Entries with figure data
[start]

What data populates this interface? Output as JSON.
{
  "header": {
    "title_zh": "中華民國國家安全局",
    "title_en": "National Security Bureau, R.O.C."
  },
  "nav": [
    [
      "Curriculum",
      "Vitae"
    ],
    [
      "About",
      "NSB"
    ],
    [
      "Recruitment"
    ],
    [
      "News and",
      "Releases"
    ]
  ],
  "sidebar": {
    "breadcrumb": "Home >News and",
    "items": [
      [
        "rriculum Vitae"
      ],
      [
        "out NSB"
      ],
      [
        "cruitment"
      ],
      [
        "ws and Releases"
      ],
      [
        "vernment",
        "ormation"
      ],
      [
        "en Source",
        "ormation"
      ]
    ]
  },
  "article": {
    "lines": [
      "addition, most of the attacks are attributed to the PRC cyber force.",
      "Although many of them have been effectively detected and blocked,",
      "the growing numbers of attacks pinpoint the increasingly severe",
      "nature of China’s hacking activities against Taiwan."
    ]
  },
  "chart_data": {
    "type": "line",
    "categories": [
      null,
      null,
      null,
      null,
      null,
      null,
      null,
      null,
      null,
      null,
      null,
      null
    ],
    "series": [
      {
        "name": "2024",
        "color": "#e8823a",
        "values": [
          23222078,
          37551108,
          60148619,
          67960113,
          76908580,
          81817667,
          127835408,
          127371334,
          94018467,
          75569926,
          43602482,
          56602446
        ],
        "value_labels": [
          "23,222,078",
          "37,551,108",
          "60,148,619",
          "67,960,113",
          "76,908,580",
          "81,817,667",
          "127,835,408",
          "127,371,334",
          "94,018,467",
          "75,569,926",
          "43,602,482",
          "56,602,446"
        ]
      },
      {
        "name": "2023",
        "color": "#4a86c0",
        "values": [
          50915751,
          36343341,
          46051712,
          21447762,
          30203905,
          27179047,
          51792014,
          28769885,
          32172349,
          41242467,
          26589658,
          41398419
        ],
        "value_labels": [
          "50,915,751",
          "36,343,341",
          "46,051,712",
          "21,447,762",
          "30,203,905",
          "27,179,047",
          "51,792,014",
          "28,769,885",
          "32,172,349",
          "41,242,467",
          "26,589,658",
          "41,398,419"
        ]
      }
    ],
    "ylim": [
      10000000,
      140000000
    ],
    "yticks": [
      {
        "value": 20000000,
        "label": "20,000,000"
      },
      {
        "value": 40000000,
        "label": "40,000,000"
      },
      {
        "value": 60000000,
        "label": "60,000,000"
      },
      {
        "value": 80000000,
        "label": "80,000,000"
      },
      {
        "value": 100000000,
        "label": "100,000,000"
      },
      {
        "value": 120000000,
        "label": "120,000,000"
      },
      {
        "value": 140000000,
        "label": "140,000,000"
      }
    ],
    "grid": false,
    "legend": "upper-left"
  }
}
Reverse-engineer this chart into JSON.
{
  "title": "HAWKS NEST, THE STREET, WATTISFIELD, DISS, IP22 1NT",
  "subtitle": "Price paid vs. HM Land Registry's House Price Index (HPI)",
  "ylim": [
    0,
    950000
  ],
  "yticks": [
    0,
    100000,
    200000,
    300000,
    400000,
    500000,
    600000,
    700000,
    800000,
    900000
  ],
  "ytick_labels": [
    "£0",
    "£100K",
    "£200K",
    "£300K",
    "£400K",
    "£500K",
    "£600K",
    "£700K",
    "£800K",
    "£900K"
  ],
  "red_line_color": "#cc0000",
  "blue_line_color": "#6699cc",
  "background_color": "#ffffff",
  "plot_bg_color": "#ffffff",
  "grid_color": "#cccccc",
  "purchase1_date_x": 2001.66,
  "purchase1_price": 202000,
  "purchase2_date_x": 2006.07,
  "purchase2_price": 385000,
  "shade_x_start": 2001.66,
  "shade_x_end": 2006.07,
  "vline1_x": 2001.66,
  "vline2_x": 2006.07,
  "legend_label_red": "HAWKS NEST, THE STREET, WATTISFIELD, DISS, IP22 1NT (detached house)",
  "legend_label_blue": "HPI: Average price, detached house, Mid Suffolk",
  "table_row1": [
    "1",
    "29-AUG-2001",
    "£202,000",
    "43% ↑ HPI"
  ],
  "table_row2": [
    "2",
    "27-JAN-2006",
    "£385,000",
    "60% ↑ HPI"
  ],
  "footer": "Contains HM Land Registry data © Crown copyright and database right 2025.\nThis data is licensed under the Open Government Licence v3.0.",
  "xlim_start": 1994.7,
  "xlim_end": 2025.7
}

[end]

• [Written exercise] Count how many lines contain "NEST" and give only that count.

• [Result of this exercise] 2